--- START Provided information ---

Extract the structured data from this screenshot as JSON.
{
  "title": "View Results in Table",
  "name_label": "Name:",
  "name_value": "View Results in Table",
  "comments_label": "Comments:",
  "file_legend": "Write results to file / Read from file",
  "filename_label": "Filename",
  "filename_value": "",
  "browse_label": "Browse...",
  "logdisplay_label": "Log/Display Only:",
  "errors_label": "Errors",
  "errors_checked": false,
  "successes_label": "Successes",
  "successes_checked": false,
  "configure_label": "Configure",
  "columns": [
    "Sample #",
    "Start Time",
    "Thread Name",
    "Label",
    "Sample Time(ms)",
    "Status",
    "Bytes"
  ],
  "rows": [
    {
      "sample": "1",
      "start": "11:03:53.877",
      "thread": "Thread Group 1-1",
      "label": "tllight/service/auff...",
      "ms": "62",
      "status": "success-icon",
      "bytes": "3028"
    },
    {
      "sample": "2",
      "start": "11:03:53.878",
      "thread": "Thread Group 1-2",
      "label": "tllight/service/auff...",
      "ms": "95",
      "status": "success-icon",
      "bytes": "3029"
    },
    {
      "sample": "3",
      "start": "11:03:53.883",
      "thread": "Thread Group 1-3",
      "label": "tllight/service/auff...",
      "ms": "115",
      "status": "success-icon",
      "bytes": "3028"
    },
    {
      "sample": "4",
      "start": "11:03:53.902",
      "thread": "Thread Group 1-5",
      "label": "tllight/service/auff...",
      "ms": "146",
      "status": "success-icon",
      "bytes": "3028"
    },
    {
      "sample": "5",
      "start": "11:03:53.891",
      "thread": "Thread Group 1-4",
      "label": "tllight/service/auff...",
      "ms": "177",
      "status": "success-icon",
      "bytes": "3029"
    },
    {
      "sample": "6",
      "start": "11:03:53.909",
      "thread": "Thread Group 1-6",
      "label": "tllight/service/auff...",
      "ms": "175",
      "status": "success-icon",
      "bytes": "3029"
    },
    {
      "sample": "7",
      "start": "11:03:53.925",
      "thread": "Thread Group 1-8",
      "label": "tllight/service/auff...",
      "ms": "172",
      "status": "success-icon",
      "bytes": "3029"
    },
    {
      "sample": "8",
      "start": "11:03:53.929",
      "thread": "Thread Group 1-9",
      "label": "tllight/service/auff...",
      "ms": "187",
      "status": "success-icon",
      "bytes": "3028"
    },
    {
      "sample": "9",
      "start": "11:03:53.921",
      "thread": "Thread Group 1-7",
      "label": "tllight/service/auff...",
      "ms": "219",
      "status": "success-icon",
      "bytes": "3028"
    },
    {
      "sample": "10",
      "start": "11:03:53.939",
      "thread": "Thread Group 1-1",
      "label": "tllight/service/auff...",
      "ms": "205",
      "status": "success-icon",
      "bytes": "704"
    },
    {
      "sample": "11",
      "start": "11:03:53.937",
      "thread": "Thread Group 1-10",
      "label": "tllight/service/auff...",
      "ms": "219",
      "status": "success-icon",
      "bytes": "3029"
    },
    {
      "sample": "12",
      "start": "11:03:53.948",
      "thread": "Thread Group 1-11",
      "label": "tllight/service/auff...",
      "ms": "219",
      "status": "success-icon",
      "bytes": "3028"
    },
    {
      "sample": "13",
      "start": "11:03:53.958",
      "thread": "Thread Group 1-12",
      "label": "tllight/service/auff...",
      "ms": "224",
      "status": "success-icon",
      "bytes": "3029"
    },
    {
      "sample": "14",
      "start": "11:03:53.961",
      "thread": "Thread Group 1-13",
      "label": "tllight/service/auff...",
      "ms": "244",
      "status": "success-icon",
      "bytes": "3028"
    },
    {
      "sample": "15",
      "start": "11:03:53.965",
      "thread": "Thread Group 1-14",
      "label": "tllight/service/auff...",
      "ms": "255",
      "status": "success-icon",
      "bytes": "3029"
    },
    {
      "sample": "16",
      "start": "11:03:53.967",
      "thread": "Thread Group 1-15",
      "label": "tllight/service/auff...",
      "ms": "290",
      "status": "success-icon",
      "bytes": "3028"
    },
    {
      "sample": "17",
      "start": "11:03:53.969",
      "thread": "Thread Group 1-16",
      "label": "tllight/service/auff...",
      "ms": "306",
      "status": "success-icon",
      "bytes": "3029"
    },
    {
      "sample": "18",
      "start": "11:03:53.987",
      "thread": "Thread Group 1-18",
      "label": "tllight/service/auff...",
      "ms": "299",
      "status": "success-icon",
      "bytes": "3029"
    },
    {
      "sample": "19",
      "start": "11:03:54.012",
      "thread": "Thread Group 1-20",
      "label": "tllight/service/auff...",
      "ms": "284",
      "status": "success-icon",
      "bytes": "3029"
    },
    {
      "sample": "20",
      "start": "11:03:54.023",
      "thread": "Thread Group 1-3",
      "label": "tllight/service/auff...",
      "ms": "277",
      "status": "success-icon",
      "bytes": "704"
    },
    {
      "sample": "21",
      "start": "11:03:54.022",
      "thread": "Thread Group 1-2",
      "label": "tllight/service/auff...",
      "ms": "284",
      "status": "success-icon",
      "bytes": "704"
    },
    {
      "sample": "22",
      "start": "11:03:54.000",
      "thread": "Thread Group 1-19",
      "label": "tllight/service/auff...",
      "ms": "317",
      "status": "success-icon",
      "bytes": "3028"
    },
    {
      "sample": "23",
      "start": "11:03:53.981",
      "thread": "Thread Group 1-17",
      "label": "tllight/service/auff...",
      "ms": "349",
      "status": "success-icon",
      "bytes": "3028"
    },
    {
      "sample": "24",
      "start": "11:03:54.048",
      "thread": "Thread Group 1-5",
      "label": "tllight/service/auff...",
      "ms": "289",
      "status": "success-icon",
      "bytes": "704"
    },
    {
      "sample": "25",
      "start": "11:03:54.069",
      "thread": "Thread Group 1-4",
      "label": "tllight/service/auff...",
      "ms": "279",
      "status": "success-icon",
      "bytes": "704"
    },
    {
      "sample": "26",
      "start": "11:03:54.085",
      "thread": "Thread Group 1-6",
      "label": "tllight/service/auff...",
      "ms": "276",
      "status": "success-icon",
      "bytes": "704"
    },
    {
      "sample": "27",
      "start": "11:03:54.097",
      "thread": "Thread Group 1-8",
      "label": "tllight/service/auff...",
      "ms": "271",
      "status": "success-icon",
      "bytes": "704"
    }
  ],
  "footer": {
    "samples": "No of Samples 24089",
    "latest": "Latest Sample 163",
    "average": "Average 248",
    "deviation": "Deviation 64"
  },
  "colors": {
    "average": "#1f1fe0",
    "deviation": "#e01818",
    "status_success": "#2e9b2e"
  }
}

--- END Provided information ---

## What is required
Show each line of the listing that holds the string "false".

## Response to the task
  "errors_checked": false,
  "successes_checked": false,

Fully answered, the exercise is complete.